+++ Dataset records

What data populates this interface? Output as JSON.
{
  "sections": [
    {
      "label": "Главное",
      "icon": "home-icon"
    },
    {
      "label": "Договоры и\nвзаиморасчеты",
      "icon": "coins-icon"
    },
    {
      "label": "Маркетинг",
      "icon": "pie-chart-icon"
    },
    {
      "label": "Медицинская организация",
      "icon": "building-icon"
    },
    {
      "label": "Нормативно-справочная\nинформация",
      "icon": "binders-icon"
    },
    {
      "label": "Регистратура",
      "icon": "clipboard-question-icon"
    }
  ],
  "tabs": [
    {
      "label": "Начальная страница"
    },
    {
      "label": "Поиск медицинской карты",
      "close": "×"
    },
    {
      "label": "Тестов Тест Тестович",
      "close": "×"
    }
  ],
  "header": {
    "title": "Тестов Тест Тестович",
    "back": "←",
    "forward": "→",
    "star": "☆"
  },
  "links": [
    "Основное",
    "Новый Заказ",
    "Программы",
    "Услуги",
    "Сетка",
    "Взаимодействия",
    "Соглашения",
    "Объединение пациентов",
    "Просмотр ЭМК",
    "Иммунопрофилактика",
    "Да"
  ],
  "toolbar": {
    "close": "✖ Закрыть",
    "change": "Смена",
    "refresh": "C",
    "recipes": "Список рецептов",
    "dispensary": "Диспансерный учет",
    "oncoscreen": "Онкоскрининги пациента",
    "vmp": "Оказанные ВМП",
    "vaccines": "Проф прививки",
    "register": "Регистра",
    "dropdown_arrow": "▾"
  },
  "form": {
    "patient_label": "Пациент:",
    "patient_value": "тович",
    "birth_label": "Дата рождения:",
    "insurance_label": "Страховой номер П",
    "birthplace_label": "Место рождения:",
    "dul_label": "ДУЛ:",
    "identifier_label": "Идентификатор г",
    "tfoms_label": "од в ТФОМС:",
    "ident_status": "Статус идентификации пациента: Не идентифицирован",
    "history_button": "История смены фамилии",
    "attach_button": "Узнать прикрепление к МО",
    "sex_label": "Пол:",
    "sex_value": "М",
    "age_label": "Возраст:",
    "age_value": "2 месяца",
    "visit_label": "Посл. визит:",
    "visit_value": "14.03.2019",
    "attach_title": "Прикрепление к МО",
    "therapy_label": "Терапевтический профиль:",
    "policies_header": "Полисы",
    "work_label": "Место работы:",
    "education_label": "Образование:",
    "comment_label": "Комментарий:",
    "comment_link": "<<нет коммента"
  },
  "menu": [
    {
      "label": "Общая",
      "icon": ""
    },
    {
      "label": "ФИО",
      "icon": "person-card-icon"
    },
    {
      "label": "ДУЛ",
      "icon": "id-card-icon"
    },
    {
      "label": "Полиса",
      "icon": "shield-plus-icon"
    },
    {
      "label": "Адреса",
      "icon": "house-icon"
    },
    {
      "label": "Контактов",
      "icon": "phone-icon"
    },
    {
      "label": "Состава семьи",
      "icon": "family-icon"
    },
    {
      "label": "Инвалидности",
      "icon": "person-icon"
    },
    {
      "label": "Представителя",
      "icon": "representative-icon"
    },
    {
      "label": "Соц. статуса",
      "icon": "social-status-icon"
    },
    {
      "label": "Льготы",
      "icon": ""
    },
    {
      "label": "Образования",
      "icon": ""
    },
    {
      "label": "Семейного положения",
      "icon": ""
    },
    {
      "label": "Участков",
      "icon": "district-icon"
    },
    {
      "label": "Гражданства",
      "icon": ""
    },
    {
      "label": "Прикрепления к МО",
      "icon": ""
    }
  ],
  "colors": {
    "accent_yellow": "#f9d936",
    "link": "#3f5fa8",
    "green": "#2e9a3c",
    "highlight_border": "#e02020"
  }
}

++++++

Brief: In the records above, find each line with the word "Место" and copy it.

Exercise answer:
    "birthplace_label": "Место рождения:",
    "work_label": "Место работы:",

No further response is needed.